(Stored data entries)
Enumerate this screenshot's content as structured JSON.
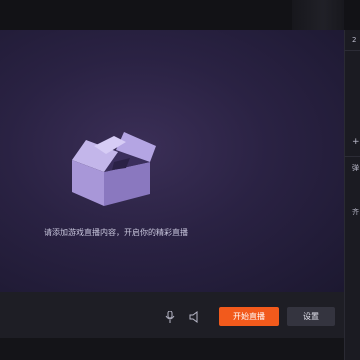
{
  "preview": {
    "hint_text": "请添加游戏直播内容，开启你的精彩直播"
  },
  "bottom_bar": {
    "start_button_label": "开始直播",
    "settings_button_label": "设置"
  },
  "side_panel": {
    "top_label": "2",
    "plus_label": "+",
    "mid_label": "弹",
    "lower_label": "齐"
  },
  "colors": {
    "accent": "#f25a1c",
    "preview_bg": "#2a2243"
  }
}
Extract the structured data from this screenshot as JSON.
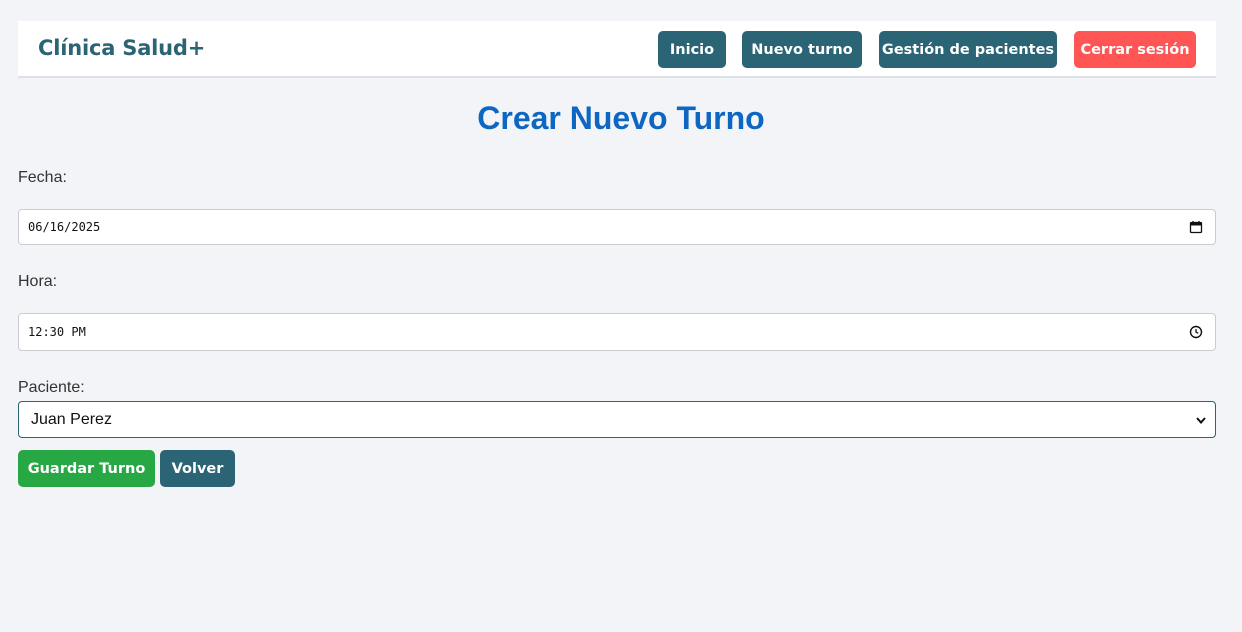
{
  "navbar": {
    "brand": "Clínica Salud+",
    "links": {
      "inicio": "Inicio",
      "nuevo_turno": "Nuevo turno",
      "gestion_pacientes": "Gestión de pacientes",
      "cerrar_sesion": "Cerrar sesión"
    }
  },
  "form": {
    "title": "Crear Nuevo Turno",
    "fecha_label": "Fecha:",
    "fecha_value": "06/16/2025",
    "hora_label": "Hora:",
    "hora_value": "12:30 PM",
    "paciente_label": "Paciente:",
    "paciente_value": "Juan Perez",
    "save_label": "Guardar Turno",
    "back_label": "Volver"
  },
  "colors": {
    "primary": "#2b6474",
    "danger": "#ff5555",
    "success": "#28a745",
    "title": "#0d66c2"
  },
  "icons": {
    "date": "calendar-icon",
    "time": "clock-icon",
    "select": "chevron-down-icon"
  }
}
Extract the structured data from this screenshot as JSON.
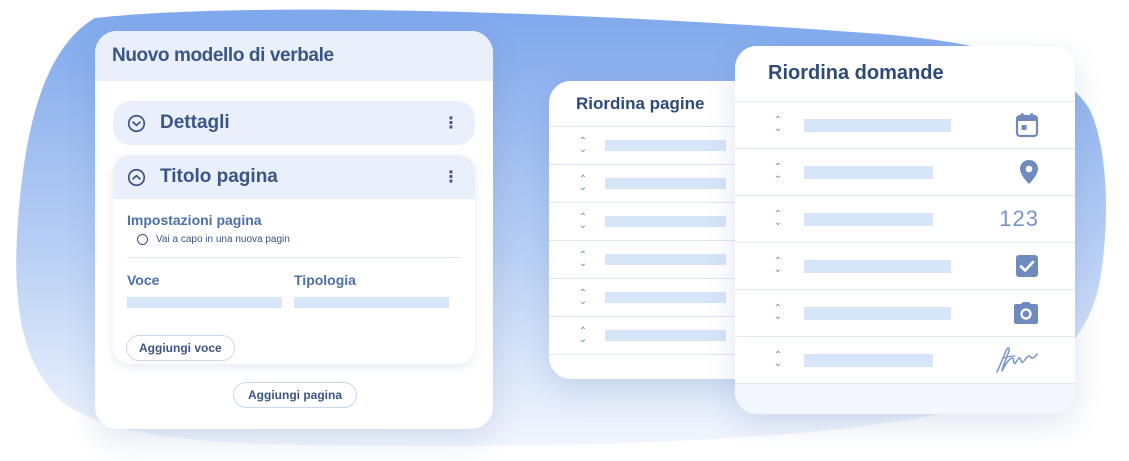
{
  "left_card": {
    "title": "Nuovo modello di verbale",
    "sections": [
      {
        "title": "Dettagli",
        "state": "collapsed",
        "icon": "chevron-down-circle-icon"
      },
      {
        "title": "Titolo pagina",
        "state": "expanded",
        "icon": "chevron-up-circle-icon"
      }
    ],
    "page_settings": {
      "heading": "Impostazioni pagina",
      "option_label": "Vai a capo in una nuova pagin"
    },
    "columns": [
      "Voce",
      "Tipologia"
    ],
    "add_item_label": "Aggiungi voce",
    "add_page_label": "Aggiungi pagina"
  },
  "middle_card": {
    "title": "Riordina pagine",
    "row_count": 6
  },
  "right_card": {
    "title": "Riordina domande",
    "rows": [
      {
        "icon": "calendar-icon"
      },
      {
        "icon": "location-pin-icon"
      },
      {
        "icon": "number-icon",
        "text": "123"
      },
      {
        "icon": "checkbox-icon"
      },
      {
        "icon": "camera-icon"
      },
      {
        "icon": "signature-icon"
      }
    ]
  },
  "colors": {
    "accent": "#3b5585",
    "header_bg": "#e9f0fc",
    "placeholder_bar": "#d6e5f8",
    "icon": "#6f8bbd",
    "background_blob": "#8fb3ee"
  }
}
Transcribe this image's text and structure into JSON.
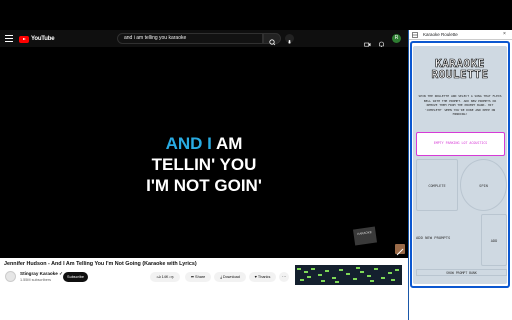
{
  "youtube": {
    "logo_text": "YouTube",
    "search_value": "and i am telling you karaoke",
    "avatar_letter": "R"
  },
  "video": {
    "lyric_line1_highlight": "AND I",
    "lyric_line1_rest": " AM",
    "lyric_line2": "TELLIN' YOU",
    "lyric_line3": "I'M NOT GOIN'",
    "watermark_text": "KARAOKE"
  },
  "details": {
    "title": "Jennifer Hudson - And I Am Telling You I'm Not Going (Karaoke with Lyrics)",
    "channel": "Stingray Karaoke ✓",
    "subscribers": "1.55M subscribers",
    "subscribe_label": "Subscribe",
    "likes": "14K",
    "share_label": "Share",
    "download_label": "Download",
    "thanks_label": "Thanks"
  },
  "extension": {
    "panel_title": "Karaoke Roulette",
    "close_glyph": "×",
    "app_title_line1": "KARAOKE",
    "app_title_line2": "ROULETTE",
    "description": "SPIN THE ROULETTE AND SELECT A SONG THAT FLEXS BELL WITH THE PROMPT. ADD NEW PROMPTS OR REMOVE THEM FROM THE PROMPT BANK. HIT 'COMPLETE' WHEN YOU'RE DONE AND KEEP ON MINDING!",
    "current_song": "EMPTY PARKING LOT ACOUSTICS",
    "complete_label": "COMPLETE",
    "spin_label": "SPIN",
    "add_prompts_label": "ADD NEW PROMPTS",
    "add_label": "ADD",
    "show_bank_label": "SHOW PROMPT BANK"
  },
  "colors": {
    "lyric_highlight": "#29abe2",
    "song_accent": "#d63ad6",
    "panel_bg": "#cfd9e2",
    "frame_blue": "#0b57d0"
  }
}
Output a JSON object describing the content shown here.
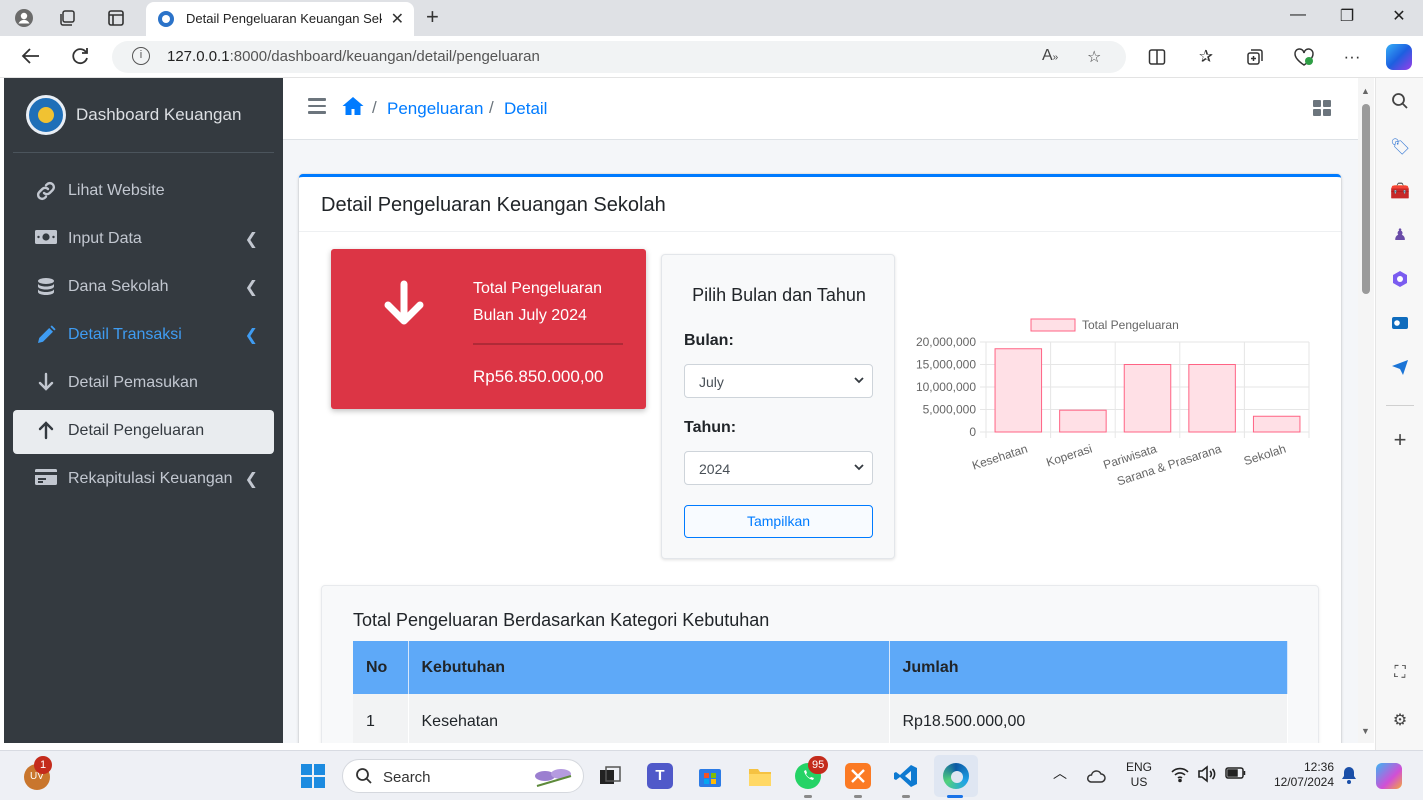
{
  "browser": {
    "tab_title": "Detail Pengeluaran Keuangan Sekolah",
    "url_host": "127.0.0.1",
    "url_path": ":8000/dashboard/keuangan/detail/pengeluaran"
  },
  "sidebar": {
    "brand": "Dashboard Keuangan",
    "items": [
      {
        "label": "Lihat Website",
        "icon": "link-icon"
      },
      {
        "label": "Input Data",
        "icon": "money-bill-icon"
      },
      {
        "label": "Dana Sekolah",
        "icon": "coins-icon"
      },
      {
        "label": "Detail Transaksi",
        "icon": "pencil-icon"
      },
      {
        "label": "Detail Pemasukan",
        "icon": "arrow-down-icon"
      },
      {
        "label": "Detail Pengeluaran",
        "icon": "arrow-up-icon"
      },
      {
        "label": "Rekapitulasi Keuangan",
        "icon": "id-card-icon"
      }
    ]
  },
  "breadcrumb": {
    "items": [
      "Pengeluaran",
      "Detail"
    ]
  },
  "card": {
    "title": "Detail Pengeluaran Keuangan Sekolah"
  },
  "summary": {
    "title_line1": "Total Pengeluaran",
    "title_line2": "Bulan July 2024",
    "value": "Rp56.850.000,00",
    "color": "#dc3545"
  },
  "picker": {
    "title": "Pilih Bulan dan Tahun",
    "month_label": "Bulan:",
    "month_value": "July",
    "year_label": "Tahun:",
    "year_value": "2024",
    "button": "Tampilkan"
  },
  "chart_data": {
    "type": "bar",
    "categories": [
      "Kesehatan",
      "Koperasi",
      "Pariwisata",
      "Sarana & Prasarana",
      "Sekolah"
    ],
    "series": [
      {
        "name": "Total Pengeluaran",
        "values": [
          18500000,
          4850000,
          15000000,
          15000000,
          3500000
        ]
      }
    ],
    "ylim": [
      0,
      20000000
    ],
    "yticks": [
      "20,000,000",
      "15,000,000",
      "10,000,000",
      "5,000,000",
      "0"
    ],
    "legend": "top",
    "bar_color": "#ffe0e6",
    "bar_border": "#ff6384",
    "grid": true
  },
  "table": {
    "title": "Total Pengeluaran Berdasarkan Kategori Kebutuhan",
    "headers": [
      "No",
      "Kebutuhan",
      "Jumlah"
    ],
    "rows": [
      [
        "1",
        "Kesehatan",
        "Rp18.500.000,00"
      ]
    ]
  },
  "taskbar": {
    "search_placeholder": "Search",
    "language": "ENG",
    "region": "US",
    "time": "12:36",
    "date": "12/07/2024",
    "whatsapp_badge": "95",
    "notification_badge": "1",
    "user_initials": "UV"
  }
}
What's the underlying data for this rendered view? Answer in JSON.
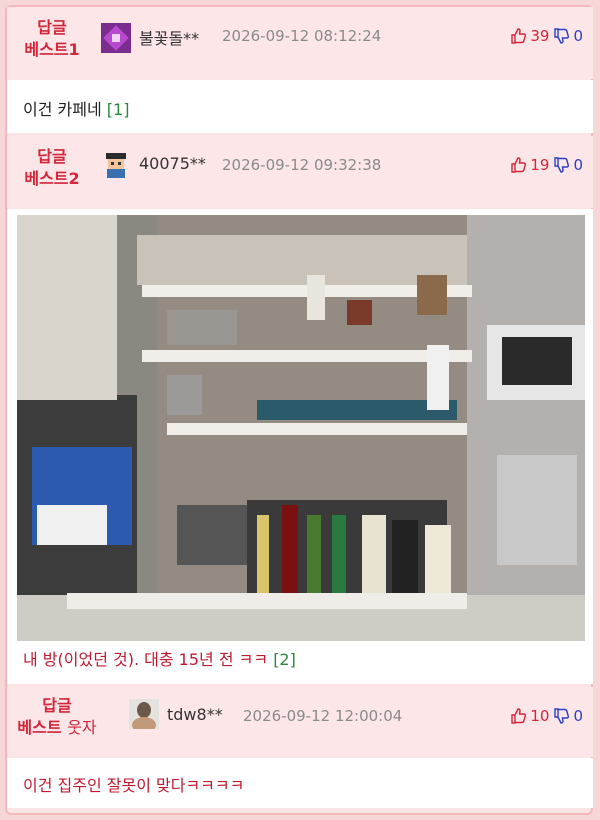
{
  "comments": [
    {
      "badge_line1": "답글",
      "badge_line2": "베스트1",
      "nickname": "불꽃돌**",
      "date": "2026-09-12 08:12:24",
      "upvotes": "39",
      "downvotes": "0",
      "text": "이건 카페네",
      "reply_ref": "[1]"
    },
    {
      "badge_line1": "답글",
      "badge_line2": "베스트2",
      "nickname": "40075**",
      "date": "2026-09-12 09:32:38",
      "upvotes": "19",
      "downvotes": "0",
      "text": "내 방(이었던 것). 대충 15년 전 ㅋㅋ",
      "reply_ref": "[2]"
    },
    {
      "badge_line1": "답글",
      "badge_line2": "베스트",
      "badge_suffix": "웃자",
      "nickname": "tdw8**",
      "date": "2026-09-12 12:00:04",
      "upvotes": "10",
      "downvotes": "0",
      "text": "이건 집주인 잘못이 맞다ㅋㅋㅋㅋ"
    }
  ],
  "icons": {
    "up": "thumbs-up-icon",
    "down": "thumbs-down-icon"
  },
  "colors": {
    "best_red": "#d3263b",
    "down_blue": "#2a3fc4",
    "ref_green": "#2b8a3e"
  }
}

> _What you have to do_
Find the lines above that contain the word "date" and collect them.

> _Final result_
    "date": "calendar-icon",
    "date": "12/07/2024",
      "date": "2026-09-12 08:12:24",
      "date": "2026-09-12 09:32:38",
      "date": "2026-09-12 12:00:04",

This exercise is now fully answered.